Excerpts from a figure dataset:
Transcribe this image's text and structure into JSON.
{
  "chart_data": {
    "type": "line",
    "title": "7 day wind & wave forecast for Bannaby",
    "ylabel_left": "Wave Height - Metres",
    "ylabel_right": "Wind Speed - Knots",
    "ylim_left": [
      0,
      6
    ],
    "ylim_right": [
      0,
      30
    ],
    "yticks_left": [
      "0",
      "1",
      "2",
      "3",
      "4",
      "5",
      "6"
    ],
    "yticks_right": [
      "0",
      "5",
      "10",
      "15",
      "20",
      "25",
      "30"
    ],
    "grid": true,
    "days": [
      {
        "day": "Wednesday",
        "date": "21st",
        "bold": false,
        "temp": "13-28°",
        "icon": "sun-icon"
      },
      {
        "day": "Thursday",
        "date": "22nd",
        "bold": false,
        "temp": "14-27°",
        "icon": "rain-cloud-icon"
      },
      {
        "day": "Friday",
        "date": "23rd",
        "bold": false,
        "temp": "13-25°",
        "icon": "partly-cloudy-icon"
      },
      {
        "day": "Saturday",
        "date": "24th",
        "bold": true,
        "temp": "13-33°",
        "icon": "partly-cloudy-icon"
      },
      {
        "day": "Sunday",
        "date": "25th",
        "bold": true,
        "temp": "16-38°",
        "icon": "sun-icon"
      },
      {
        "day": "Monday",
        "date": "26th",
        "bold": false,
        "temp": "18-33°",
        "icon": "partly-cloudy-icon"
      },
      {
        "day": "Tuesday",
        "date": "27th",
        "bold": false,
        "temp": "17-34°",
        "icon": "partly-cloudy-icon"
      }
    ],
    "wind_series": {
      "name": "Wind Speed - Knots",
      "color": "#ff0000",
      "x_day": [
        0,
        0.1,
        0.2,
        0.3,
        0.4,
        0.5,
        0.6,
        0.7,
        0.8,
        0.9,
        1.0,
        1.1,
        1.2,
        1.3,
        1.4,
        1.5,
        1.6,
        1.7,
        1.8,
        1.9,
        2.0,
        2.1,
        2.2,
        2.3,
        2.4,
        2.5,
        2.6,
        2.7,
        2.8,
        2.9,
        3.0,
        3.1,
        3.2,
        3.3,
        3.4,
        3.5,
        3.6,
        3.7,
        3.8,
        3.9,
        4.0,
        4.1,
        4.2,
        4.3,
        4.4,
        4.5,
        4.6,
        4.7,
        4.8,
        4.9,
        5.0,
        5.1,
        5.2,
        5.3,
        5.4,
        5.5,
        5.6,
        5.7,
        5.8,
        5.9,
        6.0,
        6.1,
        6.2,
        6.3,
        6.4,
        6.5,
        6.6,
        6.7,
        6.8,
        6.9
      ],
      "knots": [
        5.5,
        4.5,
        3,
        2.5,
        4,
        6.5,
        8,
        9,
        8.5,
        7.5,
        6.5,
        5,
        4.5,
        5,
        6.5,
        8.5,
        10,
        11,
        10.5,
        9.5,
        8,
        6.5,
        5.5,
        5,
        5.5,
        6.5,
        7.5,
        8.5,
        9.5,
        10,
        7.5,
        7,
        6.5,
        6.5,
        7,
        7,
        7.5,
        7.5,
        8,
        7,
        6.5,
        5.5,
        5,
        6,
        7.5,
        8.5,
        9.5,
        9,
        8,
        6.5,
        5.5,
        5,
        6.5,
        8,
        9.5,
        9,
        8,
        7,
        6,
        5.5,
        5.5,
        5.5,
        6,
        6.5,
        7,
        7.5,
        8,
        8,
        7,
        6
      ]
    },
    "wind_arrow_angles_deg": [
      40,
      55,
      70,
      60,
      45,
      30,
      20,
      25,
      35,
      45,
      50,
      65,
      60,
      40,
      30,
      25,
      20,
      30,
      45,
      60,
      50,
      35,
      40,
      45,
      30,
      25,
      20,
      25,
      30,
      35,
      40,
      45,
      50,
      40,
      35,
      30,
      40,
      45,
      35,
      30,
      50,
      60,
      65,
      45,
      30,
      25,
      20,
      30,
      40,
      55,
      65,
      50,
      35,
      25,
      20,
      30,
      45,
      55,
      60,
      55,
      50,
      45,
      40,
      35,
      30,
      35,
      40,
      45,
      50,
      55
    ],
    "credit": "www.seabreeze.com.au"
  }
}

= WORK TO COMPLETE =
Return all of the entries exactly as they were supplied.

= THE SOLUTION =
Transcribe this image's text and structure into JSON.
{
  "chart_data": {
    "type": "line",
    "title": "7 day wind & wave forecast for Bannaby",
    "ylabel_left": "Wave Height - Metres",
    "ylabel_right": "Wind Speed - Knots",
    "ylim_left": [
      0,
      6
    ],
    "ylim_right": [
      0,
      30
    ],
    "yticks_left": [
      "0",
      "1",
      "2",
      "3",
      "4",
      "5",
      "6"
    ],
    "yticks_right": [
      "0",
      "5",
      "10",
      "15",
      "20",
      "25",
      "30"
    ],
    "grid": true,
    "days": [
      {
        "day": "Wednesday",
        "date": "21st",
        "bold": false,
        "temp": "13-28°",
        "icon": "sun-icon"
      },
      {
        "day": "Thursday",
        "date": "22nd",
        "bold": false,
        "temp": "14-27°",
        "icon": "rain-cloud-icon"
      },
      {
        "day": "Friday",
        "date": "23rd",
        "bold": false,
        "temp": "13-25°",
        "icon": "partly-cloudy-icon"
      },
      {
        "day": "Saturday",
        "date": "24th",
        "bold": true,
        "temp": "13-33°",
        "icon": "partly-cloudy-icon"
      },
      {
        "day": "Sunday",
        "date": "25th",
        "bold": true,
        "temp": "16-38°",
        "icon": "sun-icon"
      },
      {
        "day": "Monday",
        "date": "26th",
        "bold": false,
        "temp": "18-33°",
        "icon": "partly-cloudy-icon"
      },
      {
        "day": "Tuesday",
        "date": "27th",
        "bold": false,
        "temp": "17-34°",
        "icon": "partly-cloudy-icon"
      }
    ],
    "wind_series": {
      "name": "Wind Speed - Knots",
      "color": "#ff0000",
      "x_day": [
        0,
        0.1,
        0.2,
        0.3,
        0.4,
        0.5,
        0.6,
        0.7,
        0.8,
        0.9,
        1.0,
        1.1,
        1.2,
        1.3,
        1.4,
        1.5,
        1.6,
        1.7,
        1.8,
        1.9,
        2.0,
        2.1,
        2.2,
        2.3,
        2.4,
        2.5,
        2.6,
        2.7,
        2.8,
        2.9,
        3.0,
        3.1,
        3.2,
        3.3,
        3.4,
        3.5,
        3.6,
        3.7,
        3.8,
        3.9,
        4.0,
        4.1,
        4.2,
        4.3,
        4.4,
        4.5,
        4.6,
        4.7,
        4.8,
        4.9,
        5.0,
        5.1,
        5.2,
        5.3,
        5.4,
        5.5,
        5.6,
        5.7,
        5.8,
        5.9,
        6.0,
        6.1,
        6.2,
        6.3,
        6.4,
        6.5,
        6.6,
        6.7,
        6.8,
        6.9
      ],
      "knots": [
        5.5,
        4.5,
        3,
        2.5,
        4,
        6.5,
        8,
        9,
        8.5,
        7.5,
        6.5,
        5,
        4.5,
        5,
        6.5,
        8.5,
        10,
        11,
        10.5,
        9.5,
        8,
        6.5,
        5.5,
        5,
        5.5,
        6.5,
        7.5,
        8.5,
        9.5,
        10,
        7.5,
        7,
        6.5,
        6.5,
        7,
        7,
        7.5,
        7.5,
        8,
        7,
        6.5,
        5.5,
        5,
        6,
        7.5,
        8.5,
        9.5,
        9,
        8,
        6.5,
        5.5,
        5,
        6.5,
        8,
        9.5,
        9,
        8,
        7,
        6,
        5.5,
        5.5,
        5.5,
        6,
        6.5,
        7,
        7.5,
        8,
        8,
        7,
        6
      ]
    },
    "wind_arrow_angles_deg": [
      40,
      55,
      70,
      60,
      45,
      30,
      20,
      25,
      35,
      45,
      50,
      65,
      60,
      40,
      30,
      25,
      20,
      30,
      45,
      60,
      50,
      35,
      40,
      45,
      30,
      25,
      20,
      25,
      30,
      35,
      40,
      45,
      50,
      40,
      35,
      30,
      40,
      45,
      35,
      30,
      50,
      60,
      65,
      45,
      30,
      25,
      20,
      30,
      40,
      55,
      65,
      50,
      35,
      25,
      20,
      30,
      45,
      55,
      60,
      55,
      50,
      45,
      40,
      35,
      30,
      35,
      40,
      45,
      50,
      55
    ],
    "credit": "www.seabreeze.com.au"
  }
}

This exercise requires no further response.